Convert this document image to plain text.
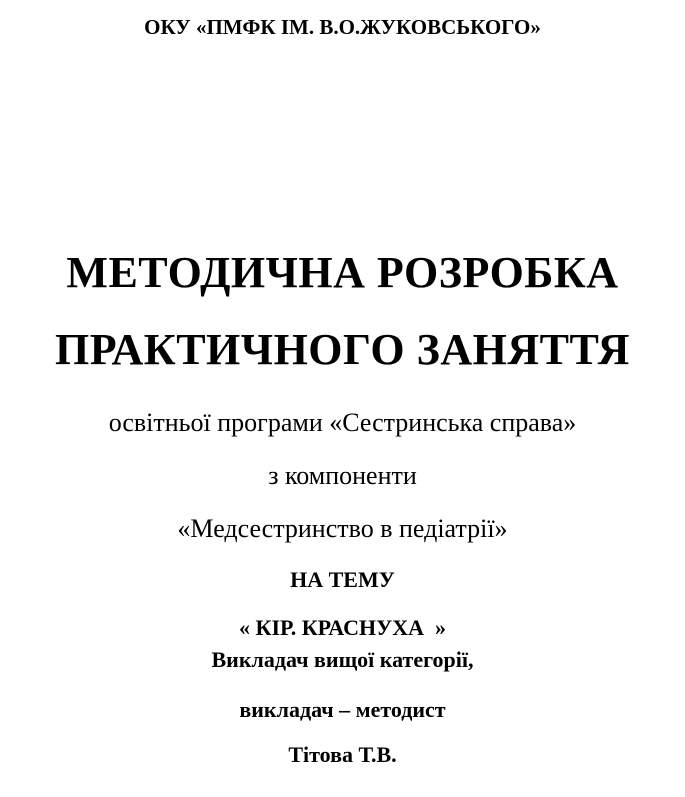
ОКУ «ПМФК ІМ. В.О.ЖУКОВСЬКОГО»

МЕТОДИЧНА РОЗРОБКА

ПРАКТИЧНОГО ЗАНЯТТЯ

освітньої програми «Сестринська справа»

з компоненти

«Медсестринство в педіатрії»

НА ТЕМУ

« КІР. КРАСНУХА  »

Викладач вищої категорії,

викладач – методист

Тітова Т.В.
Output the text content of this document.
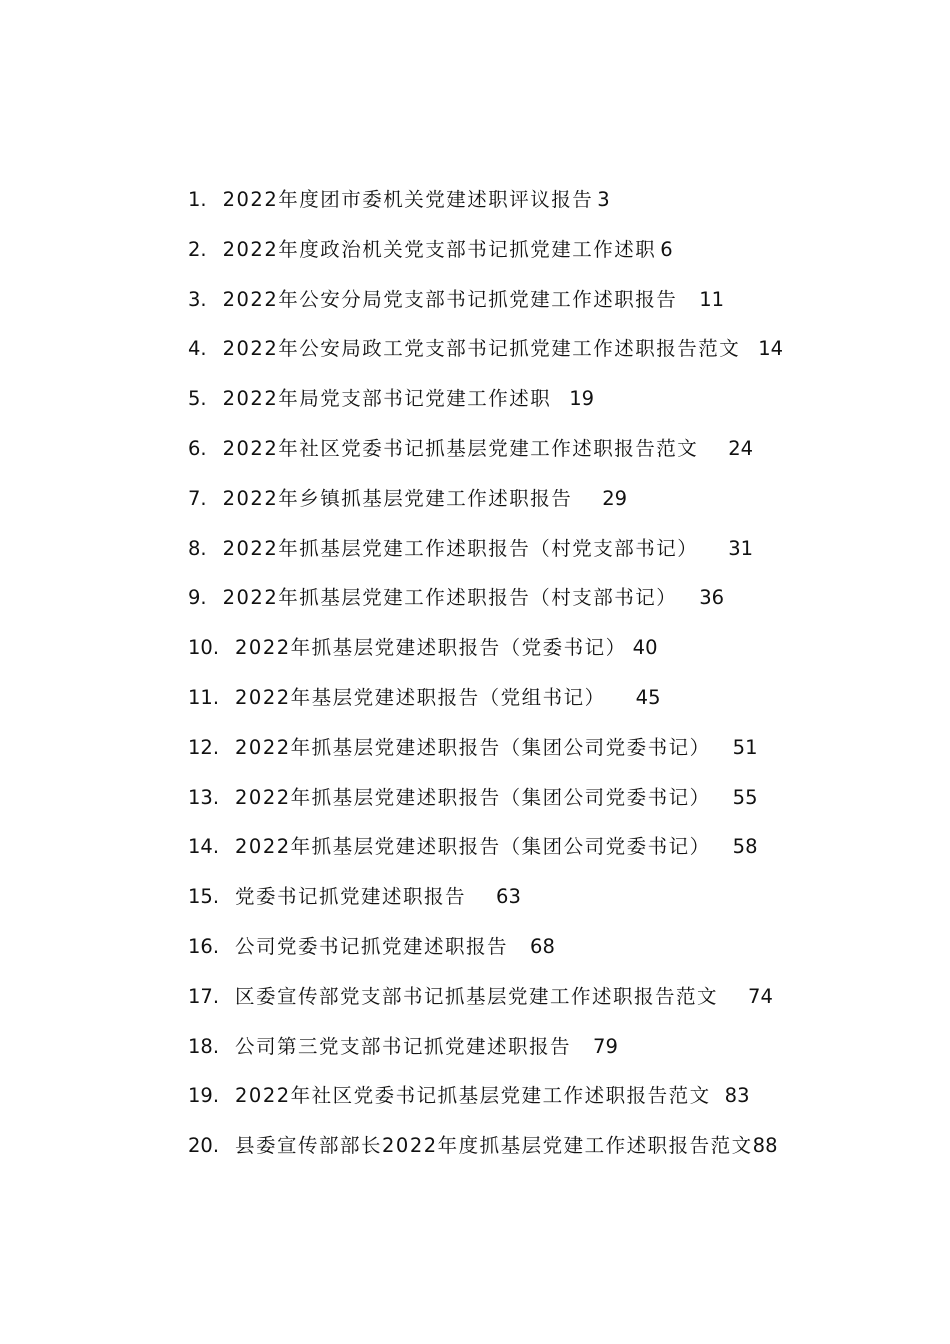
1. 2022年度团市委机关党建述职评议报告 3
2. 2022年度政治机关党支部书记抓党建工作述职 6
3. 2022年公安分局党支部书记抓党建工作述职报告 11
4. 2022年公安局政工党支部书记抓党建工作述职报告范文 14
5. 2022年局党支部书记党建工作述职 19
6. 2022年社区党委书记抓基层党建工作述职报告范文 24
7. 2022年乡镇抓基层党建工作述职报告 29
8. 2022年抓基层党建工作述职报告（村党支部书记） 31
9. 2022年抓基层党建工作述职报告（村支部书记） 36
10. 2022年抓基层党建述职报告（党委书记） 40
11. 2022年基层党建述职报告（党组书记） 45
12. 2022年抓基层党建述职报告（集团公司党委书记） 51
13. 2022年抓基层党建述职报告（集团公司党委书记） 55
14. 2022年抓基层党建述职报告（集团公司党委书记） 58
15. 党委书记抓党建述职报告 63
16. 公司党委书记抓党建述职报告 68
17. 区委宣传部党支部书记抓基层党建工作述职报告范文 74
18. 公司第三党支部书记抓党建述职报告 79
19. 2022年社区党委书记抓基层党建工作述职报告范文 83
20. 县委宣传部部长2022年度抓基层党建工作述职报告范文 88
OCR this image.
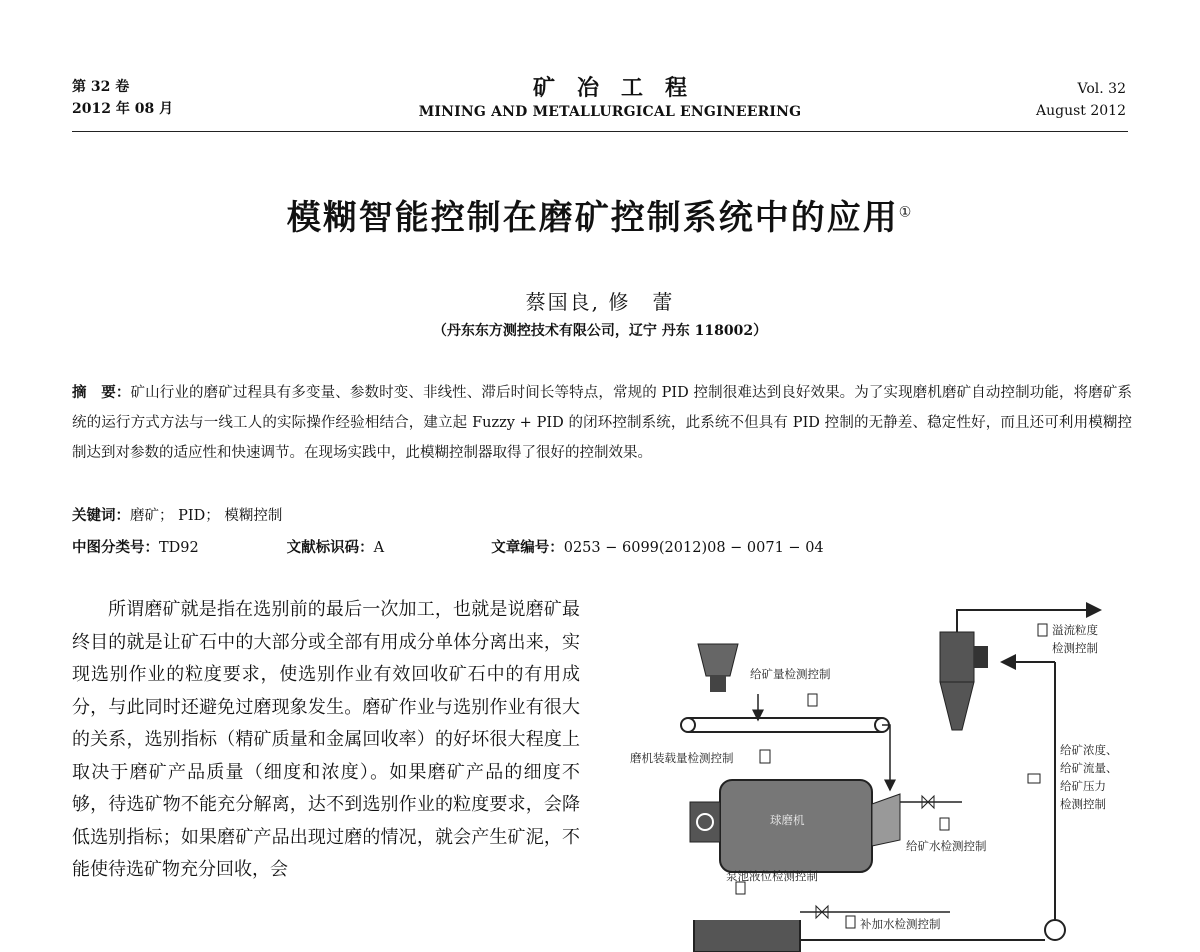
第 32 卷
2012 年 08 月
矿冶工程
MINING AND METALLURGICAL ENGINEERING
Vol. 32
August 2012
模糊智能控制在磨矿控制系统中的应用①
蔡国良, 修　蕾
（丹东东方测控技术有限公司，辽宁 丹东 118002）
摘　要：矿山行业的磨矿过程具有多变量、参数时变、非线性、滞后时间长等特点，常规的 PID 控制很难达到良好效果。为了实现磨机磨矿自动控制功能，将磨矿系统的运行方式方法与一线工人的实际操作经验相结合，建立起 Fuzzy + PID 的闭环控制系统，此系统不但具有 PID 控制的无静差、稳定性好，而且还可利用模糊控制达到对参数的适应性和快速调节。在现场实践中，此模糊控制器取得了很好的控制效果。
关键词：磨矿； PID； 模糊控制
中图分类号：TD92	文献标识码：A	文章编号：0253 − 6099(2012)08 − 0071 − 04
所谓磨矿就是指在选别前的最后一次加工，也就是说磨矿最终目的就是让矿石中的大部分或全部有用成分单体分离出来，实现选别作业的粒度要求，使选别作业有效回收矿石中的有用成分，与此同时还避免过磨现象发生。磨矿作业与选别作业有很大的关系，选别指标（精矿质量和金属回收率）的好坏很大程度上取决于磨矿产品质量（细度和浓度）。如果磨矿产品的细度不够，待选矿物不能充分解离，达不到选别作业的粒度要求，会降低选别指标；如果磨矿产品出现过磨的情况，就会产生矿泥，不能使待选矿物充分回收，会
溢流粒度
检测控制
给矿浓度、
给矿流量、
给矿压力
检测控制
给矿量检测控制
磨机装载量检测控制
给矿水检测控制
球磨机
泵池液位检测控制
补加水检测控制
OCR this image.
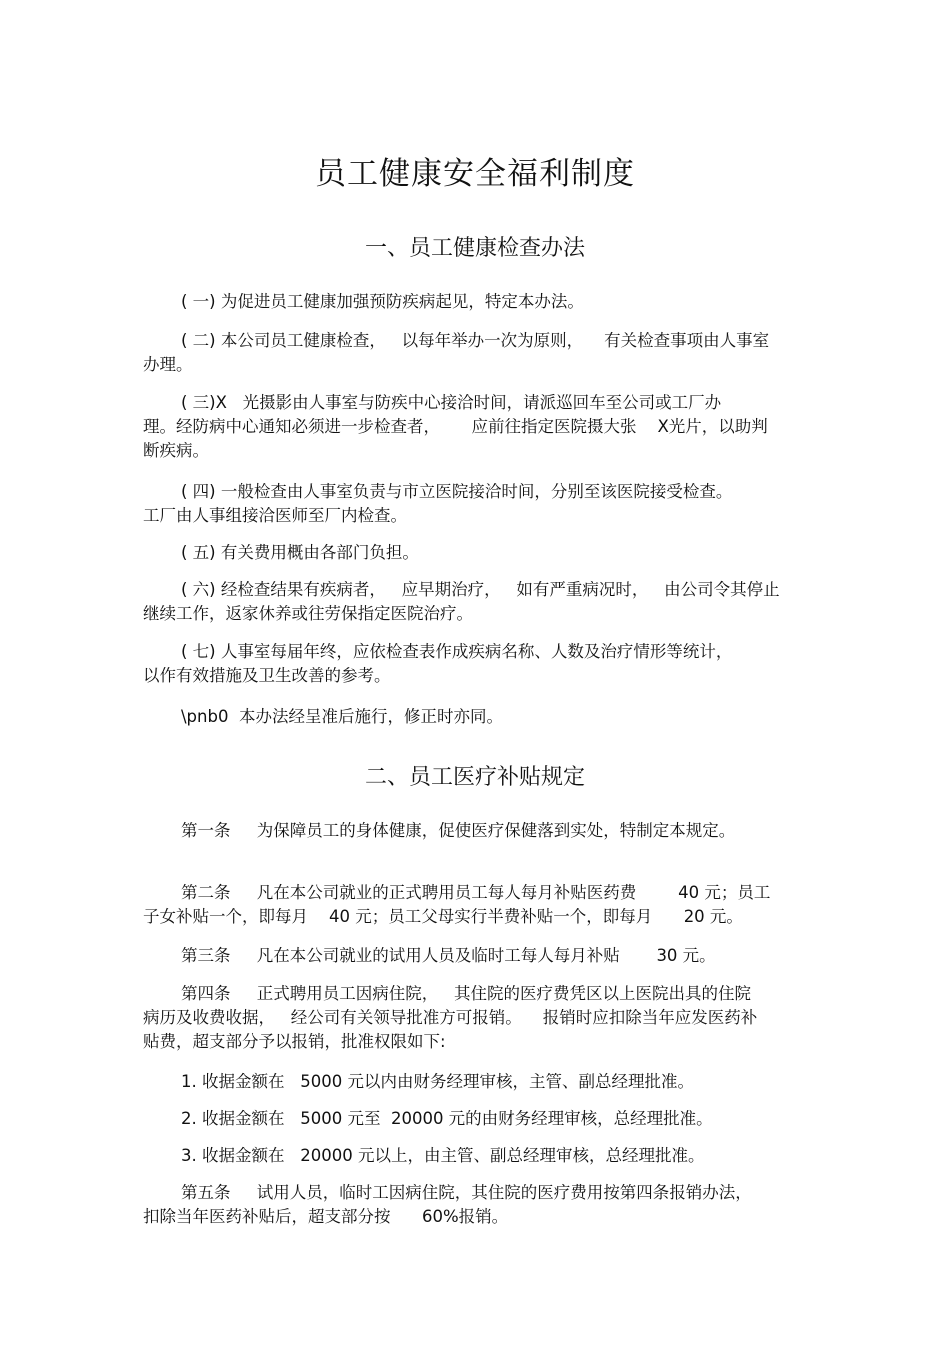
员工健康安全福利制度
一、员工健康检查办法
( 一) 为促进员工健康加强预防疾病起见，特定本办法。
( 二) 本公司员工健康检查，   以每年举办一次为原则，    有关检查事项由人事室
办理。
( 三)X   光摄影由人事室与防疾中心接洽时间，请派巡回车至公司或工厂办
理。经防病中心通知必须进一步检查者，      应前往指定医院摄大张    X光片，以助判
断疾病。
( 四) 一般检查由人事室负责与市立医院接洽时间，分别至该医院接受检查。
工厂由人事组接洽医师至厂内检查。
( 五) 有关费用概由各部门负担。
( 六) 经检查结果有疾病者，   应早期治疗，   如有严重病况时，   由公司令其停止
继续工作，返家休养或往劳保指定医院治疗。
( 七) 人事室每届年终，应依检查表作成疾病名称、人数及治疗情形等统计，
以作有效措施及卫生改善的参考。
\pnb0  本办法经呈准后施行，修正时亦同。
二、员工医疗补贴规定
第一条     为保障员工的身体健康，促使医疗保健落到实处，特制定本规定。
第二条     凡在本公司就业的正式聘用员工每人每月补贴医药费        40 元；员工
子女补贴一个，即每月    40 元；员工父母实行半费补贴一个，即每月      20 元。
第三条     凡在本公司就业的试用人员及临时工每人每月补贴       30 元。
第四条     正式聘用员工因病住院，   其住院的医疗费凭区以上医院出具的住院
病历及收费收据，   经公司有关领导批准方可报销。    报销时应扣除当年应发医药补
贴费，超支部分予以报销，批准权限如下:
1. 收据金额在   5000 元以内由财务经理审核，主管、副总经理批准。
2. 收据金额在   5000 元至  20000 元的由财务经理审核，总经理批准。
3. 收据金额在   20000 元以上，由主管、副总经理审核，总经理批准。
第五条     试用人员，临时工因病住院，其住院的医疗费用按第四条报销办法，
扣除当年医药补贴后，超支部分按      60%报销。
+ + +
Aim of the task ::
Gather each line from the entries above that includes the word "集团公司党委书记".

Reply ::
12. 2022年抓基层党建述职报告（集团公司党委书记） 51
13. 2022年抓基层党建述职报告（集团公司党委书记） 55
14. 2022年抓基层党建述职报告（集团公司党委书记） 58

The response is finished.